====== INFORMATION PROVIDED ======
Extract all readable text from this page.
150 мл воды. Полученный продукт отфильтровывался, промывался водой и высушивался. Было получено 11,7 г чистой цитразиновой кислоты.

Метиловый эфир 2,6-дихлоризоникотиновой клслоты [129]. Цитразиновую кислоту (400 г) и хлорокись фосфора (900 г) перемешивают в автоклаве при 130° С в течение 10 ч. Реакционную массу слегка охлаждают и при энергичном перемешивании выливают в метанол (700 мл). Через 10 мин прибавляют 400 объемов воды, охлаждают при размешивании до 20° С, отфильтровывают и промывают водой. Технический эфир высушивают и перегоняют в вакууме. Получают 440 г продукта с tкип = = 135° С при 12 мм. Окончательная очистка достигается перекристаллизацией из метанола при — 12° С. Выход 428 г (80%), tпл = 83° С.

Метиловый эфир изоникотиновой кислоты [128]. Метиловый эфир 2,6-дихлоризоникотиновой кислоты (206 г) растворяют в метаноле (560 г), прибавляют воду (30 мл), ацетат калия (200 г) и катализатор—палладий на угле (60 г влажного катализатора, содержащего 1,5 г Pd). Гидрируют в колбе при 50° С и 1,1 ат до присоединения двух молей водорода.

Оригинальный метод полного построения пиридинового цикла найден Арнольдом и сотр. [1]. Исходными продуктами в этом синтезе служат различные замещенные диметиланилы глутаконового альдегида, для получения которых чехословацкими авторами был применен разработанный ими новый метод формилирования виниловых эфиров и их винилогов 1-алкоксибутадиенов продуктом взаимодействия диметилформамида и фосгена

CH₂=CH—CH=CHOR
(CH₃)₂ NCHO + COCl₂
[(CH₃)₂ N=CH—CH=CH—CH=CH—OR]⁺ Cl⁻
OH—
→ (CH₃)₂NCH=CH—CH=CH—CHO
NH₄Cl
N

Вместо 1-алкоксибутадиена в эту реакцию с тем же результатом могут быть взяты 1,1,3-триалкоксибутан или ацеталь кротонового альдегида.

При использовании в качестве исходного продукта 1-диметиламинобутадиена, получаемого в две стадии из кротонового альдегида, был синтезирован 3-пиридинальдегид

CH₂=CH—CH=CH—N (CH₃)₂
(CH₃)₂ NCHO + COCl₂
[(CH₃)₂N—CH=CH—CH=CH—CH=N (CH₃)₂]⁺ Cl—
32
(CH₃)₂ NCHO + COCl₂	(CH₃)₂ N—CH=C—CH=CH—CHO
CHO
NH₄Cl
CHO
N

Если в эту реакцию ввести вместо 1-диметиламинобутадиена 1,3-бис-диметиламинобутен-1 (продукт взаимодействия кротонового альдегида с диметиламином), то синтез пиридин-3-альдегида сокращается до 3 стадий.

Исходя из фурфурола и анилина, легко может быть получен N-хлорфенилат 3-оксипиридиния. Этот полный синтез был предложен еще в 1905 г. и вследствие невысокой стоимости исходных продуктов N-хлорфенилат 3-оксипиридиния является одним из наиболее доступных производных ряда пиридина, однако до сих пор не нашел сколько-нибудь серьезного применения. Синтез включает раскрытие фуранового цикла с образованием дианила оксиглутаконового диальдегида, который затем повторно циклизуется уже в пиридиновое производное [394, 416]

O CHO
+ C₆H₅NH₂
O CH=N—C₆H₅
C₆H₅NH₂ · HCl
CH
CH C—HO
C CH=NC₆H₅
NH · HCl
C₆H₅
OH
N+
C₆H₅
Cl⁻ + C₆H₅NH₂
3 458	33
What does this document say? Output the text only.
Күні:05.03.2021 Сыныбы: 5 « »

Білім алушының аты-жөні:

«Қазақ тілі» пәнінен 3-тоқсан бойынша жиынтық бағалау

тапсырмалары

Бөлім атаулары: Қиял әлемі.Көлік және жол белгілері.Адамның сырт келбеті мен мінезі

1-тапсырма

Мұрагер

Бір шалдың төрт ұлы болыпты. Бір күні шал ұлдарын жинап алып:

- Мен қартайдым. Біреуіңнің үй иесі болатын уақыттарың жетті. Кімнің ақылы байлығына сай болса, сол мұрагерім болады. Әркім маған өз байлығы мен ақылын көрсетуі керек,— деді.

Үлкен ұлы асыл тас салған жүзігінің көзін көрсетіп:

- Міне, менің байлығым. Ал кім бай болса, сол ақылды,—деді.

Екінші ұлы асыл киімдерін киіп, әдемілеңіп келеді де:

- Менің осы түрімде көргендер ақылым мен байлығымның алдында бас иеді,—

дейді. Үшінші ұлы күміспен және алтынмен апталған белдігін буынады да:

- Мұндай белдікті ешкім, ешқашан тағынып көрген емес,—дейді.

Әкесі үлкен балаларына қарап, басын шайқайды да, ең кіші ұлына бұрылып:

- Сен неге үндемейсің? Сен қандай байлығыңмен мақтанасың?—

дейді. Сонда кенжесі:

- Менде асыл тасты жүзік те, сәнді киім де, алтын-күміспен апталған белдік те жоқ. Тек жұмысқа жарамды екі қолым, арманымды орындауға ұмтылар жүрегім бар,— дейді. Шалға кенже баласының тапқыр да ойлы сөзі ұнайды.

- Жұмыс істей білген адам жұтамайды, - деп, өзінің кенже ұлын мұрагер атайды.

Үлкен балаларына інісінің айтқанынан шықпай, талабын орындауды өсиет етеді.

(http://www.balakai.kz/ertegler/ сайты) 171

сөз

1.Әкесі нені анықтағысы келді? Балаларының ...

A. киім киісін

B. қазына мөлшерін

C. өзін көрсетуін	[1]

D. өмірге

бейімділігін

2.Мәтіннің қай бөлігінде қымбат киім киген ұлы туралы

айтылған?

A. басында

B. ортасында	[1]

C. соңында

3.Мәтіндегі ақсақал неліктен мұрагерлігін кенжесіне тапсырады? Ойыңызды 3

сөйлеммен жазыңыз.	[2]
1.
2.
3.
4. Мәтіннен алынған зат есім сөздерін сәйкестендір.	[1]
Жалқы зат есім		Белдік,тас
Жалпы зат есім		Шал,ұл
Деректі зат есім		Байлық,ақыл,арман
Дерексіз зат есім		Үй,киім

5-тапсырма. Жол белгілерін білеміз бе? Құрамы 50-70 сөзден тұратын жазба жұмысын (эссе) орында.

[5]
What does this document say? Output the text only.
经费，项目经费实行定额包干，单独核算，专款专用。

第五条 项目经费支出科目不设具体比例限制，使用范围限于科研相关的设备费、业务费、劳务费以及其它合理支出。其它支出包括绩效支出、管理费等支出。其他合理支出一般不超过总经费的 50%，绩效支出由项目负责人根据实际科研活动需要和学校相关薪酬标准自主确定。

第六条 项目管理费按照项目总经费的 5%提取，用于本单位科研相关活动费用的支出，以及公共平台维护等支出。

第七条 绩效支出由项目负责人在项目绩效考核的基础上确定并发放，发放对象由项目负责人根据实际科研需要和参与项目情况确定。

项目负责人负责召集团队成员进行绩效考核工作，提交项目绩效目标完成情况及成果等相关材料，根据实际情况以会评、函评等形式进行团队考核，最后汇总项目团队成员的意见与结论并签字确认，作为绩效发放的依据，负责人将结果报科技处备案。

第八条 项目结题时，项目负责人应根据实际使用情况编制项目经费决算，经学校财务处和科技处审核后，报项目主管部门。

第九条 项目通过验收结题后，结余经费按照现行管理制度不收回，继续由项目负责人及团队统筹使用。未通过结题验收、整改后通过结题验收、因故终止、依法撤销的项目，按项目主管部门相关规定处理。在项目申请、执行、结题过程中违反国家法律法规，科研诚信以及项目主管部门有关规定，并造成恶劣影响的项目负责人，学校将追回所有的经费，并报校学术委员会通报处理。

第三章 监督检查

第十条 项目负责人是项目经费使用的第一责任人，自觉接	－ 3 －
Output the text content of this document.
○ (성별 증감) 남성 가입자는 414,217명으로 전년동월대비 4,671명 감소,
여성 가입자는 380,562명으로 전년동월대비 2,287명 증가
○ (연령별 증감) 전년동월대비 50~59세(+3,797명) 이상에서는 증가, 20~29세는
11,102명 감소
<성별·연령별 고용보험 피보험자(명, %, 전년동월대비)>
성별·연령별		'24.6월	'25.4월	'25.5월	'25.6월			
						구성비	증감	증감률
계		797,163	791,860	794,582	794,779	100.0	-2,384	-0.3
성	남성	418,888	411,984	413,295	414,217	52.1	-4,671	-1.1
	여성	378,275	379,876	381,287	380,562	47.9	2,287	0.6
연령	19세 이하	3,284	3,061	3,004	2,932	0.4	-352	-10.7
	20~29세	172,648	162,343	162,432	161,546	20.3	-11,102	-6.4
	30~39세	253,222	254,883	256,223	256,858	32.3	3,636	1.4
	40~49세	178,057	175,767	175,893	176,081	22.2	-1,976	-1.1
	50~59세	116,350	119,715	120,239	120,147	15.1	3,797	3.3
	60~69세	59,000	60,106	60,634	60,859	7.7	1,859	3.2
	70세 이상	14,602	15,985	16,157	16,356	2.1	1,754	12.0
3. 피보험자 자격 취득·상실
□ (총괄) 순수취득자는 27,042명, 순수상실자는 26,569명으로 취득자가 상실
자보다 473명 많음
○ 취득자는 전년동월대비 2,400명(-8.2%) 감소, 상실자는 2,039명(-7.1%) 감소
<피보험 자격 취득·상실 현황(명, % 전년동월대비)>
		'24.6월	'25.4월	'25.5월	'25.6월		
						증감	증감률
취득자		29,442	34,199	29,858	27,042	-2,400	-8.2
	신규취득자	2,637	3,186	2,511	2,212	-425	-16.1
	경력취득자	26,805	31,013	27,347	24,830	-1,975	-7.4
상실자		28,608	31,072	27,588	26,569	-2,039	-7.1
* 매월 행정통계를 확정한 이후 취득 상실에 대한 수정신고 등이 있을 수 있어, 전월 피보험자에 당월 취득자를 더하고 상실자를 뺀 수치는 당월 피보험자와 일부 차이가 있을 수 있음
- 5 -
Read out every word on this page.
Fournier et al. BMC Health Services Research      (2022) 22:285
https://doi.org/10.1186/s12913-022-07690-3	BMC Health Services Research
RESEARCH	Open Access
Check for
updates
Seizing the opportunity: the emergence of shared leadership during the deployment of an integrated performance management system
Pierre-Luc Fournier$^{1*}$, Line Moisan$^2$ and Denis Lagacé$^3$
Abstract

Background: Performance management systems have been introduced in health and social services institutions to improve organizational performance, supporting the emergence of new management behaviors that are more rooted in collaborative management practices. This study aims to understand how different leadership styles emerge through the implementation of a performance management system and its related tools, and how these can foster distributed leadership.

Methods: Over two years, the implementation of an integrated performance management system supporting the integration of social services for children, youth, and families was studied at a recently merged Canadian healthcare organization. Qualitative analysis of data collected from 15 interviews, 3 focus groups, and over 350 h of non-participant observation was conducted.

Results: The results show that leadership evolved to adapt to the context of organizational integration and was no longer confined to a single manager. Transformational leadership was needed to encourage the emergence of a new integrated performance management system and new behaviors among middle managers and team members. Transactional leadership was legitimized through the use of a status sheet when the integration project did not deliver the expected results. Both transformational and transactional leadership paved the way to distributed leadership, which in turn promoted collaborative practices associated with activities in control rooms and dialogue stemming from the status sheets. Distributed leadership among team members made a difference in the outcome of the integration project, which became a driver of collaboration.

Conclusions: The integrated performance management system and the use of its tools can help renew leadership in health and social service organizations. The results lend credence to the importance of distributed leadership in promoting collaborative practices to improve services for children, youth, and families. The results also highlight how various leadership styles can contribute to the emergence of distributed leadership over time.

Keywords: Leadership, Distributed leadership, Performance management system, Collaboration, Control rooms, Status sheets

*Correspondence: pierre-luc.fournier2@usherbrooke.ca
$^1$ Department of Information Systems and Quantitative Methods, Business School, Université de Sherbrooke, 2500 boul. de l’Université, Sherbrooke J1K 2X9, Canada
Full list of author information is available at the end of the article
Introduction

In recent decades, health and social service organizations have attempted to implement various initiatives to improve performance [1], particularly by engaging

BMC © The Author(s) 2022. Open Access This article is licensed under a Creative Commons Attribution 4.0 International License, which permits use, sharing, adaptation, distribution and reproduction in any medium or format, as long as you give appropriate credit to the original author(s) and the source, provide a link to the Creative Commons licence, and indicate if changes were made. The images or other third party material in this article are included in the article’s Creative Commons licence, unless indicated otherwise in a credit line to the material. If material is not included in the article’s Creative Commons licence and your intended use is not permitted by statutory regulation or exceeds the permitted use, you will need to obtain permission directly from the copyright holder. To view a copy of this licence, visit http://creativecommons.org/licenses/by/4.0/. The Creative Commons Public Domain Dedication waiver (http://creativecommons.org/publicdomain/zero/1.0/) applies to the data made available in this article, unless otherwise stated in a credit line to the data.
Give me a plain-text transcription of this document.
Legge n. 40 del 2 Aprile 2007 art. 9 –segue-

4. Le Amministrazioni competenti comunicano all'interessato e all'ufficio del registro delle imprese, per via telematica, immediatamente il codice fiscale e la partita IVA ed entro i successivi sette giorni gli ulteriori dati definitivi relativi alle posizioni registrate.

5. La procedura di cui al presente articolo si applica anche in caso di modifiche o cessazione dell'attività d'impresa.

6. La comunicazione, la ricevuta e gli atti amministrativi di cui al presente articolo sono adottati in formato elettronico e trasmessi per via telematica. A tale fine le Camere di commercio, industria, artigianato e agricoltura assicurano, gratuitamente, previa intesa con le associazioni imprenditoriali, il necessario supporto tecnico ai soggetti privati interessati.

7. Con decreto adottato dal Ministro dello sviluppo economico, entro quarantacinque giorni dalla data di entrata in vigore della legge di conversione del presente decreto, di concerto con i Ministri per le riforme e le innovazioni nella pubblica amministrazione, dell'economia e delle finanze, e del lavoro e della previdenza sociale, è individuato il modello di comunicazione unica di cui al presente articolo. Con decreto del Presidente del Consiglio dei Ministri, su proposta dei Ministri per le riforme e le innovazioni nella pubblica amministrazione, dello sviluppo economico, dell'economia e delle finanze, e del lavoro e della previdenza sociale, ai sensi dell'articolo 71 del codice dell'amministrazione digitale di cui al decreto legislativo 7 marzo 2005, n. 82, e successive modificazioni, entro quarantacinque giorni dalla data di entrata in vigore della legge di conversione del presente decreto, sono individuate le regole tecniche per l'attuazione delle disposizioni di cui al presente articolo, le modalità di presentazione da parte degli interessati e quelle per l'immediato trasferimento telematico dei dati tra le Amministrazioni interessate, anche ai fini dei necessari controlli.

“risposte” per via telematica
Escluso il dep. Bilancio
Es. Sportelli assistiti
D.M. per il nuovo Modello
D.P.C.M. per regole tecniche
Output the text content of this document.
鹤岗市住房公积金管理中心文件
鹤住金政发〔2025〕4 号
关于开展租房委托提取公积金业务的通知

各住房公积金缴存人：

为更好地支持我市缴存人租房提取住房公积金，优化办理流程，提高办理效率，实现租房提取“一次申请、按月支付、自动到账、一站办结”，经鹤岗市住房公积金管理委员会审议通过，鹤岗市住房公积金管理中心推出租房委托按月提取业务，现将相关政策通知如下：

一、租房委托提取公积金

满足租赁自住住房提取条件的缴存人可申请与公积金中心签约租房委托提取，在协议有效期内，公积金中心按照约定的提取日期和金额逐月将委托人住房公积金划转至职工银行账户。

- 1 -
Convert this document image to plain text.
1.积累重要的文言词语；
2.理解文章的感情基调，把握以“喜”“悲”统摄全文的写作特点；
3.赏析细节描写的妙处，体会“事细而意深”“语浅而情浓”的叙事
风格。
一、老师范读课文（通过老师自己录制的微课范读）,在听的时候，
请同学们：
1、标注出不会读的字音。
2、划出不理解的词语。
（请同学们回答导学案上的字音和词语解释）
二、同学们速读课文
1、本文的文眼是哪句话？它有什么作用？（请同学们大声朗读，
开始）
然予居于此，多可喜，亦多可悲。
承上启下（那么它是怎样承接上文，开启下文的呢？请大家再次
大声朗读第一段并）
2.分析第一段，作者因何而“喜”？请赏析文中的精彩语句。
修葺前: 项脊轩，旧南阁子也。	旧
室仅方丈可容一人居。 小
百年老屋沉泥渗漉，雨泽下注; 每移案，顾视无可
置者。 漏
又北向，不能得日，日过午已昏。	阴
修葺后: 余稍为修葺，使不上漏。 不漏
======
Check each line of the records above for "водой", and copy those that have it.

● **CORRECT RESULT**:
150 мл воды. Полученный продукт отфильтровывался, промывался водой и высушивался. Было получено 11,7 г чистой цитразиновой кислоты.
Метиловый эфир 2,6-дихлоризоникотиновой клслоты [129]. Цитразиновую кислоту (400 г) и хлорокись фосфора (900 г) перемешивают в автоклаве при 130° С в течение 10 ч. Реакционную массу слегка охлаждают и при энергичном перемешивании выливают в метанол (700 мл). Через 10 мин прибавляют 400 объемов воды, охлаждают при размешивании до 20° С, отфильтровывают и промывают водой. Технический эфир высушивают и перегоняют в вакууме. Получают 440 г продукта с tкип = = 135° С при 12 мм. Окончательная очистка достигается перекристаллизацией из метанола при — 12° С. Выход 428 г (80%), tпл = 83° С.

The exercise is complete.